WORK REQUIRED ::
Copy out every line containing the word "سليمان".

(Stored records)
● ● ● ●

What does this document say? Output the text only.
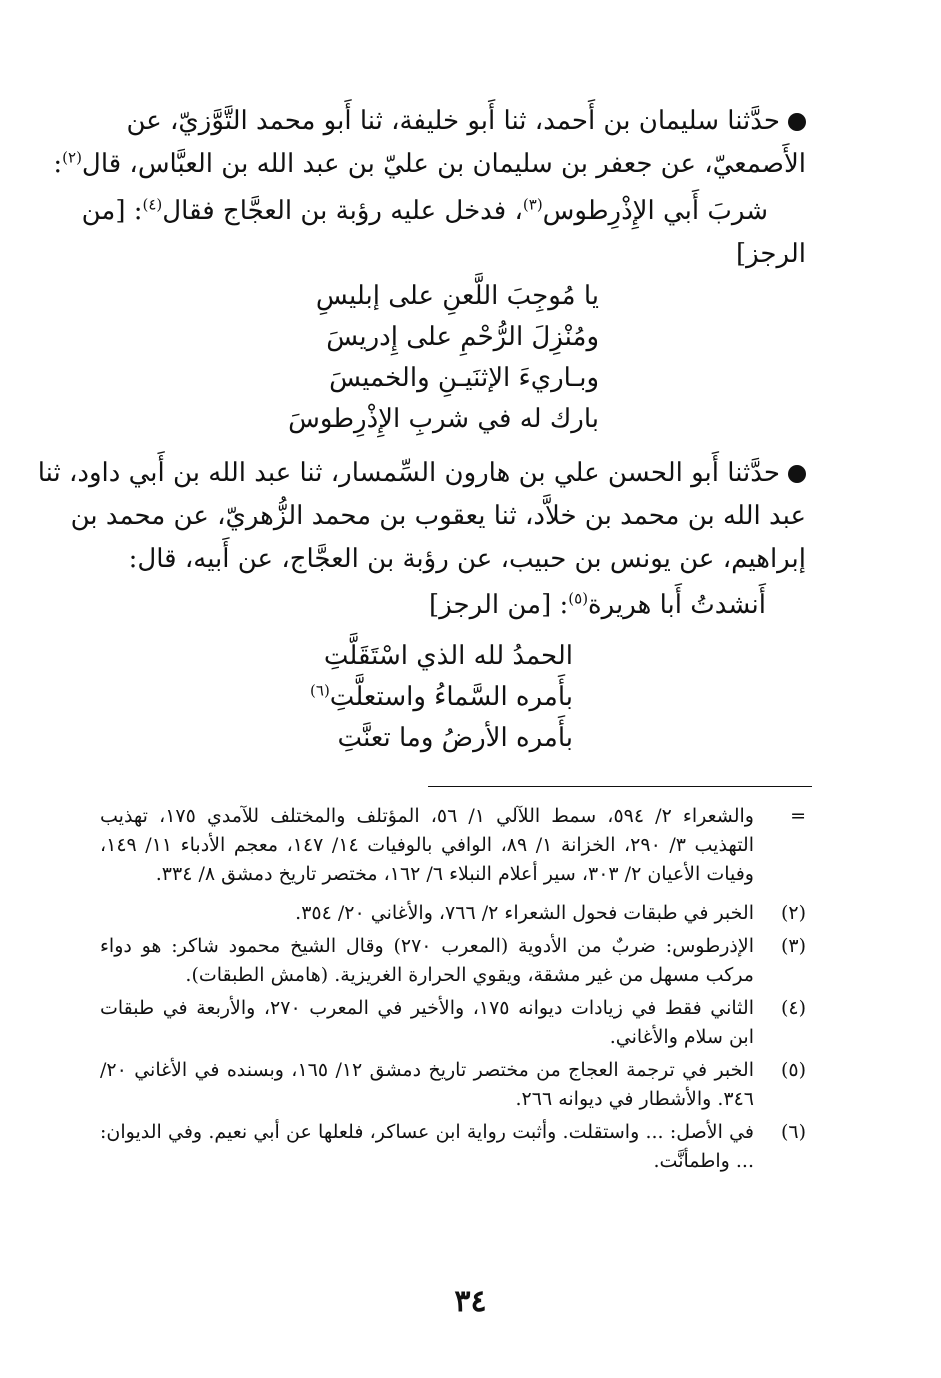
حدَّثنا سليمان بن أَحمد، ثنا أَبو خليفة، ثنا أَبو محمد التَّوَّزيّ، عن
الأَصمعيّ، عن جعفر بن سليمان بن عليّ بن عبد الله بن العبَّاس، قال$^{(٢)}$:
شربَ أَبي الإِذْرِطوس$^{(٣)}$، فدخل عليه رؤبة بن العجَّاج فقال$^{(٤)}$: [من
الرجز]
يا مُوجِبَ اللَّعنِ على إبليسِ
ومُنْزِلَ الرُّحْمِ على إِدريسَ
وبـاريءَ الإثنَيـنِ والخميسَ
بارك له في شربِ الإِذْرِطوسَ
حدَّثنا أَبو الحسن علي بن هارون السِّمسار، ثنا عبد الله بن أَبي داود، ثنا
عبد الله بن محمد بن خلاَّد، ثنا يعقوب بن محمد الزُّهريّ، عن محمد بن
إبراهيم، عن يونس بن حبيب، عن رؤبة بن العجَّاج، عن أَبيه، قال:
أَنشدتُ أَبا هريرة$^{(٥)}$: [من الرجز]
الحمدُ لله الذي اسْتَقَلَّتِ
بأَمره السَّماءُ واستعلَّتِ$^{(٦)}$
بأَمره الأرضُ وما تعنَّتِ
=
والشعراء ٢/ ٥٩٤، سمط اللآلي ١/ ٥٦، المؤتلف والمختلف للآمدي ١٧٥، تهذيب التهذيب ٣/ ٢٩٠، الخزانة ١/ ٨٩، الوافي بالوفيات ١٤/ ١٤٧، معجم الأدباء ١١/ ١٤٩، وفيات الأعيان ٢/ ٣٠٣، سير أعلام النبلاء ٦/ ١٦٢، مختصر تاريخ دمشق ٨/ ٣٣٤.
(٢)
الخبر في طبقات فحول الشعراء ٢/ ٧٦٦، والأغاني ٢٠/ ٣٥٤.
(٣)
الإذرطوس: ضربٌ من الأدوية (المعرب ٢٧٠) وقال الشيخ محمود شاكر: هو دواء مركب مسهل من غير مشقة، ويقوي الحرارة الغريزية. (هامش الطبقات).
(٤)
الثاني فقط في زيادات ديوانه ١٧٥، والأخير في المعرب ٢٧٠، والأربعة في طبقات ابن سلام والأغاني.
(٥)
الخبر في ترجمة العجاج من مختصر تاريخ دمشق ١٢/ ١٦٥، وبسنده في الأغاني ٢٠/ ٣٤٦. والأشطار في ديوانه ٢٦٦.
(٦)
في الأصل: ... واستقلت. وأثبت رواية ابن عساكر، فلعلها عن أبي نعيم. وفي الديوان: ... واطمأنَّت.
٣٤
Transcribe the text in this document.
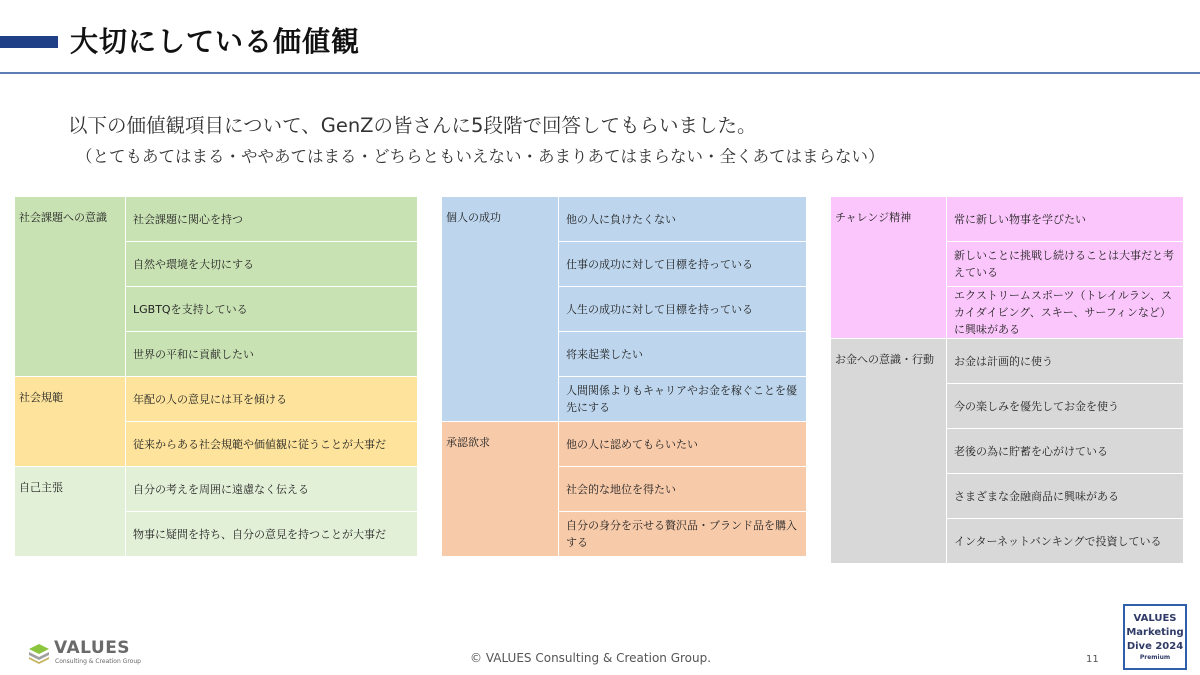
大切にしている価値観
以下の価値観項目について、GenZの皆さんに5段階で回答してもらいました。
（とてもあてはまる・ややあてはまる・どちらともいえない・あまりあてはまらない・全くあてはまらない）
社会課題への意識	社会課題に関心を持つ
	自然や環境を大切にする
	LGBTQを支持している
	世界の平和に貢献したい
社会規範	年配の人の意見には耳を傾ける
	従来からある社会規範や価値観に従うことが大事だ
自己主張	自分の考えを周囲に遠慮なく伝える
	物事に疑問を持ち、自分の意見を持つことが大事だ
個人の成功	他の人に負けたくない
	仕事の成功に対して目標を持っている
	人生の成功に対して目標を持っている
	将来起業したい
	人間関係よりもキャリアやお金を稼ぐことを優先にする
承認欲求	他の人に認めてもらいたい
	社会的な地位を得たい
	自分の身分を示せる贅沢品・ブランド品を購入する
チャレンジ精神	常に新しい物事を学びたい
	新しいことに挑戦し続けることは大事だと考えている
	エクストリームスポーツ（トレイルラン、スカイダイビング、スキー、サーフィンなど）に興味がある
お金への意識・行動	お金は計画的に使う
	今の楽しみを優先してお金を使う
	老後の為に貯蓄を心がけている
	さまざまな金融商品に興味がある
	インターネットバンキングで投資している
VALUES
Consulting & Creation Group	© VALUES Consulting & Creation Group.	11
VALUES
Marketing
Dive 2024
Premium
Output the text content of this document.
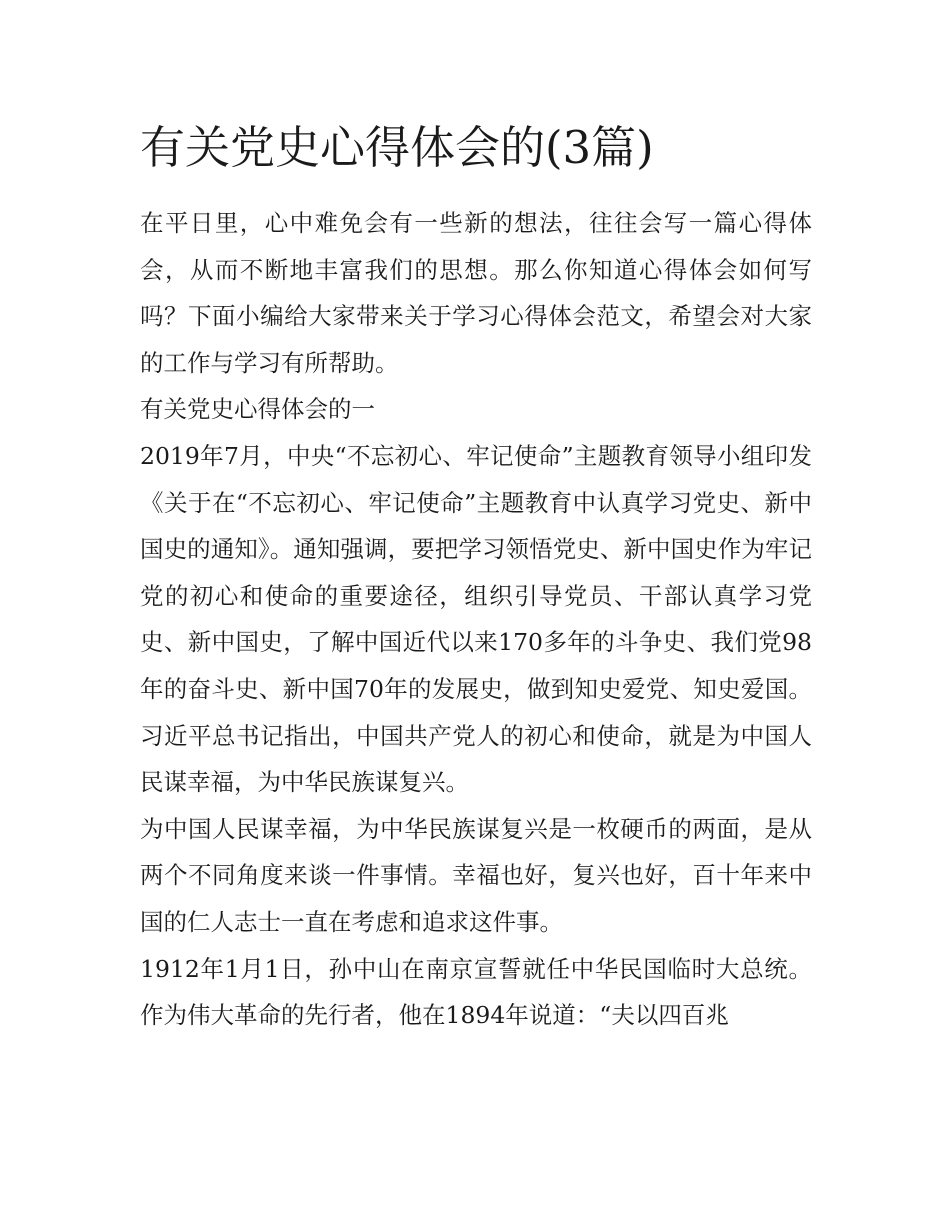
有关党史心得体会的(3篇)

在平日里，心中难免会有一些新的想法，往往会写一篇心得体会，从而不断地丰富我们的思想。那么你知道心得体会如何写吗？下面小编给大家带来关于学习心得体会范文，希望会对大家的工作与学习有所帮助。

有关党史心得体会的一

2019年7月，中央“不忘初心、牢记使命”主题教育领导小组印发《关于在“不忘初心、牢记使命”主题教育中认真学习党史、新中国史的通知》。通知强调，要把学习领悟党史、新中国史作为牢记党的初心和使命的重要途径，组织引导党员、干部认真学习党史、新中国史，了解中国近代以来170多年的斗争史、我们党98年的奋斗史、新中国70年的发展史，做到知史爱党、知史爱国。习近平总书记指出，中国共产党人的初心和使命，就是为中国人民谋幸福，为中华民族谋复兴。

为中国人民谋幸福，为中华民族谋复兴是一枚硬币的两面，是从两个不同角度来谈一件事情。幸福也好，复兴也好，百十年来中国的仁人志士一直在考虑和追求这件事。

1912年1月1日，孙中山在南京宣誓就任中华民国临时大总统。作为伟大革命的先行者，他在1894年说道：“夫以四百兆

● ● ● ●

EXERCISE ANSWER ::
حدَّثنا سليمان بن أَحمد، ثنا أَبو خليفة، ثنا أَبو محمد التَّوَّزيّ، عن
الأَصمعيّ، عن جعفر بن سليمان بن عليّ بن عبد الله بن العبَّاس، قال$^{(٢)}$:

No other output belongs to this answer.